What needs to be done:
Every line must be returned precisely as it is written.

Rows:

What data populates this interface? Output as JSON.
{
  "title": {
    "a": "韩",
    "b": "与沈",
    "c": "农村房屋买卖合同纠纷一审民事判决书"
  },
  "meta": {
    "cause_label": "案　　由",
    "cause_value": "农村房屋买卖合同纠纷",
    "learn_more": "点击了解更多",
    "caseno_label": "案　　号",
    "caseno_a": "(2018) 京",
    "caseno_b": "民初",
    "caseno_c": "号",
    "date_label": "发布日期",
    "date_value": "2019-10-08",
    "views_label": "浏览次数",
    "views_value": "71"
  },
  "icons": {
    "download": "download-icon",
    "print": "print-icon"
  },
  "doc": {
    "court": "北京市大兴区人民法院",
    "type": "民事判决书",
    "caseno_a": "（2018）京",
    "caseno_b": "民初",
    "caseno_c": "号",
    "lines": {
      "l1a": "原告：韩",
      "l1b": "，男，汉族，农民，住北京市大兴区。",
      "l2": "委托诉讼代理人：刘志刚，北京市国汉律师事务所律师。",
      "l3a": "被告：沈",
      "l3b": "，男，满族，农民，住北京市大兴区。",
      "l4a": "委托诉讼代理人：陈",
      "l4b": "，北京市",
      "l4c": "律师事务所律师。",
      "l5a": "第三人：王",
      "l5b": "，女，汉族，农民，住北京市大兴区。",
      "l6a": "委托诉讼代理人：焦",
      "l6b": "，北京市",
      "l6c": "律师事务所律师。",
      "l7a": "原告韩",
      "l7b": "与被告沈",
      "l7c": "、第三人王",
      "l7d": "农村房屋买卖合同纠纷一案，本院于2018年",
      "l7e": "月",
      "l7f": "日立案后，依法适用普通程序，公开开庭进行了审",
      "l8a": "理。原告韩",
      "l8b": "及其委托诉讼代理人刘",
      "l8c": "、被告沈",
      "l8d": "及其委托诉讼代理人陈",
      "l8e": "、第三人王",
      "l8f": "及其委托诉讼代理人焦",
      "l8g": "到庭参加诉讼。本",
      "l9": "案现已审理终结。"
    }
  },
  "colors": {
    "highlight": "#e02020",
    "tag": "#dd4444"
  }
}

Written response:
What data populates this interface? Output as JSON.
{
  "title": {
    "a": "韩",
    "b": "与沈",
    "c": "农村房屋买卖合同纠纷一审民事判决书"
  },
  "meta": {
    "cause_label": "案　　由",
    "cause_value": "农村房屋买卖合同纠纷",
    "learn_more": "点击了解更多",
    "caseno_label": "案　　号",
    "caseno_a": "(2018) 京",
    "caseno_b": "民初",
    "caseno_c": "号",
    "date_label": "发布日期",
    "date_value": "2019-10-08",
    "views_label": "浏览次数",
    "views_value": "71"
  },
  "icons": {
    "download": "download-icon",
    "print": "print-icon"
  },
  "doc": {
    "court": "北京市大兴区人民法院",
    "type": "民事判决书",
    "caseno_a": "（2018）京",
    "caseno_b": "民初",
    "caseno_c": "号",
    "lines": {
      "l1a": "原告：韩",
      "l1b": "，男，汉族，农民，住北京市大兴区。",
      "l2": "委托诉讼代理人：刘志刚，北京市国汉律师事务所律师。",
      "l3a": "被告：沈",
      "l3b": "，男，满族，农民，住北京市大兴区。",
      "l4a": "委托诉讼代理人：陈",
      "l4b": "，北京市",
      "l4c": "律师事务所律师。",
      "l5a": "第三人：王",
      "l5b": "，女，汉族，农民，住北京市大兴区。",
      "l6a": "委托诉讼代理人：焦",
      "l6b": "，北京市",
      "l6c": "律师事务所律师。",
      "l7a": "原告韩",
      "l7b": "与被告沈",
      "l7c": "、第三人王",
      "l7d": "农村房屋买卖合同纠纷一案，本院于2018年",
      "l7e": "月",
      "l7f": "日立案后，依法适用普通程序，公开开庭进行了审",
      "l8a": "理。原告韩",
      "l8b": "及其委托诉讼代理人刘",
      "l8c": "、被告沈",
      "l8d": "及其委托诉讼代理人陈",
      "l8e": "、第三人王",
      "l8f": "及其委托诉讼代理人焦",
      "l8g": "到庭参加诉讼。本",
      "l9": "案现已审理终结。"
    }
  },
  "colors": {
    "highlight": "#e02020",
    "tag": "#dd4444"
  }
}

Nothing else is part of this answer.